— What you will do —
Print the full listing exactly.

───── Extracted records

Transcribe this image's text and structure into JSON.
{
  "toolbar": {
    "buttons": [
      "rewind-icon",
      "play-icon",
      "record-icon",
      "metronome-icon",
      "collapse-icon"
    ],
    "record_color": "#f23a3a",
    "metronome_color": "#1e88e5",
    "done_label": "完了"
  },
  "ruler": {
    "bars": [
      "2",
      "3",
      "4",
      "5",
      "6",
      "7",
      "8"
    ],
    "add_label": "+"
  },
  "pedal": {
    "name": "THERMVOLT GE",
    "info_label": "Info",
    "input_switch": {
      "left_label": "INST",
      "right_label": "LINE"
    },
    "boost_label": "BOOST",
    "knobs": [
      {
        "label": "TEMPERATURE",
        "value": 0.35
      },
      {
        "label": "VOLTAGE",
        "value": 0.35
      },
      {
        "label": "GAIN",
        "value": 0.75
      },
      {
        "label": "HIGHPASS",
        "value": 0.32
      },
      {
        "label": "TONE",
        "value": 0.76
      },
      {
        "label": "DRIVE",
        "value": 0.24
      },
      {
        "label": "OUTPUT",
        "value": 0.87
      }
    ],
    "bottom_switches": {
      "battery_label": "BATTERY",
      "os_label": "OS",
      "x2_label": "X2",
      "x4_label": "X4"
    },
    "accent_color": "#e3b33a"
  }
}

──────────

— Task result —
Transcribe this image's text and structure into JSON.
{
  "toolbar": {
    "buttons": [
      "rewind-icon",
      "play-icon",
      "record-icon",
      "metronome-icon",
      "collapse-icon"
    ],
    "record_color": "#f23a3a",
    "metronome_color": "#1e88e5",
    "done_label": "完了"
  },
  "ruler": {
    "bars": [
      "2",
      "3",
      "4",
      "5",
      "6",
      "7",
      "8"
    ],
    "add_label": "+"
  },
  "pedal": {
    "name": "THERMVOLT GE",
    "info_label": "Info",
    "input_switch": {
      "left_label": "INST",
      "right_label": "LINE"
    },
    "boost_label": "BOOST",
    "knobs": [
      {
        "label": "TEMPERATURE",
        "value": 0.35
      },
      {
        "label": "VOLTAGE",
        "value": 0.35
      },
      {
        "label": "GAIN",
        "value": 0.75
      },
      {
        "label": "HIGHPASS",
        "value": 0.32
      },
      {
        "label": "TONE",
        "value": 0.76
      },
      {
        "label": "DRIVE",
        "value": 0.24
      },
      {
        "label": "OUTPUT",
        "value": 0.87
      }
    ],
    "bottom_switches": {
      "battery_label": "BATTERY",
      "os_label": "OS",
      "x2_label": "X2",
      "x4_label": "X4"
    },
    "accent_color": "#e3b33a"
  }
}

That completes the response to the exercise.